Required actions =
1 – From the blog post, write out everything from "Well, gents, a" down to "your book salable.".
2 – In the blog post, on which platform did the Famous SF Author snap about people highlighting typos?
3 – Render this sentence from the blog post in Spanish: "They're different, equally important jobs; neither should be loaded onto a developmental editor, whose art is making your story better, not your book salable."
START Given text
Wednesday, February 26, 2020

A quick note.


I've been gone for a while, some nasty health challenges are at last clearing up...goddesses please bless the drug industry for its many successes!...but one thing, or more precisely two things, happened in December and January that reduced my desire to do this unpaid and non-commercial blog thing.

I got snarked at by A Famous Author on Facebook for calling out authors on what he was pleased to call "your mediocre reviews" (his had four stars lest you think I was making a point of being rude to him) and two weeks later on Twitter another Famous SF Author snapped about the way people "who think they're being helpful" by highlighting typos and the like, when all it does is cause Amazon to list that product as problematic.

Well, gents, a giant "fuck you" to reviewing your books, and the crappy, badly edited, typo-ridden books of indie authors. As to whom I'm intending to help, it ain't the author who can't or won't or doesn't think she needs to hire a copyeditor and a proofreader. They're different, equally important jobs; neither should be loaded onto a developmental editor, whose art is making your story better, not your book salable.
END Given text
START Extracted entries
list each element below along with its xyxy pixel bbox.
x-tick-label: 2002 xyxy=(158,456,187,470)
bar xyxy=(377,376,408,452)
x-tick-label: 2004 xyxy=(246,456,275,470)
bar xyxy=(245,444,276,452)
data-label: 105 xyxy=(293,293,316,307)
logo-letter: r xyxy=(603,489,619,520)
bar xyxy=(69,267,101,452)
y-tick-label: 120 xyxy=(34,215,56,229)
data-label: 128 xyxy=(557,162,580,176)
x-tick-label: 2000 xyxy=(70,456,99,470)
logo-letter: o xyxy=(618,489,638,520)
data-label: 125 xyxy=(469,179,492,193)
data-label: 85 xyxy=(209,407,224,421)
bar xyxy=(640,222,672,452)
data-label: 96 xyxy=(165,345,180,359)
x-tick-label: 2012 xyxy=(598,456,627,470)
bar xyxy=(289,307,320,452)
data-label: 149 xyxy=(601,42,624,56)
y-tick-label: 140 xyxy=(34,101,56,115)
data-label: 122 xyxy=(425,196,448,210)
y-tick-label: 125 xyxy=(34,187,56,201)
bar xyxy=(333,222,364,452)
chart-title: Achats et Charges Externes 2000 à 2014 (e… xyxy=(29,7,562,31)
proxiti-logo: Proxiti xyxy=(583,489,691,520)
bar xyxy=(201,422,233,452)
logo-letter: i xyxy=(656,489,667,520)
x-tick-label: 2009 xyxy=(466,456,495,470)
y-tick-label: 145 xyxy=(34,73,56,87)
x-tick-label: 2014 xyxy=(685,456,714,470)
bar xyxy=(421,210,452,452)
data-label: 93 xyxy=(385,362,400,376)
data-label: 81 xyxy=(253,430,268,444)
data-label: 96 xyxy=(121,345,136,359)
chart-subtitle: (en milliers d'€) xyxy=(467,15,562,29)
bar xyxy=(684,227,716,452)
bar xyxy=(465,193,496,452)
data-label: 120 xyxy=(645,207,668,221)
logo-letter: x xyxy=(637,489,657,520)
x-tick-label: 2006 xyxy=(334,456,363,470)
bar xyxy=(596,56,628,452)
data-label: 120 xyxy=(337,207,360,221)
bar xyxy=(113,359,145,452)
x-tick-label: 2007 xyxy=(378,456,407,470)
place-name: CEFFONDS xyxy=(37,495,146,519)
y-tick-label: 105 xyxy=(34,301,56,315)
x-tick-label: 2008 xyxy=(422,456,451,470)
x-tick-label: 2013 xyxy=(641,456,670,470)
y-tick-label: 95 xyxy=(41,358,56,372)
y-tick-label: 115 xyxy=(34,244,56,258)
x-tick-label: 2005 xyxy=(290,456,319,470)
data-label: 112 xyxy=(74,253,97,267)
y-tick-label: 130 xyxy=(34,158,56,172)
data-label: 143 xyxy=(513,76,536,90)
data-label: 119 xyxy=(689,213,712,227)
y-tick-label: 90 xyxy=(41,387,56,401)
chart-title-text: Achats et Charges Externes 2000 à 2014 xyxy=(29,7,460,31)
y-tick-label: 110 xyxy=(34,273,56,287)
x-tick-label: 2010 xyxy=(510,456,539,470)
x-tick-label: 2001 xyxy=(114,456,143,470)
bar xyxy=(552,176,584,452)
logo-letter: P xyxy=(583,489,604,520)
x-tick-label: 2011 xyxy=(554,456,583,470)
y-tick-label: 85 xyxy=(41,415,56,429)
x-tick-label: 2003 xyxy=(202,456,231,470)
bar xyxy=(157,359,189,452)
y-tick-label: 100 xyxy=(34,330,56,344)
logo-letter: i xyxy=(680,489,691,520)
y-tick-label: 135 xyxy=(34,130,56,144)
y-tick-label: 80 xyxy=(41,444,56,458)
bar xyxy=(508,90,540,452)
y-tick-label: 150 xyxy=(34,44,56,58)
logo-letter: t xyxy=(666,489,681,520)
END Extracted entries
Solutions to the tasks =
1 –
Well, gents, a giant "fuck you" to reviewing your books, and the crappy, badly edited, typo-ridden books of indie authors. As to whom I'm intending to help, it ain't the author who can't or won't or doesn't think she needs to hire a copyeditor and a proofreader. They're different, equally important jobs; neither should be loaded onto a developmental editor, whose art is making your story better, not your book salable.

2 – Twitter

3 – Son trabajos distintos e igualmente importantes; ninguno debería recaer en un editor de desarrollo, cuyo arte consiste en mejorar tu historia, no en hacer vendible tu libro.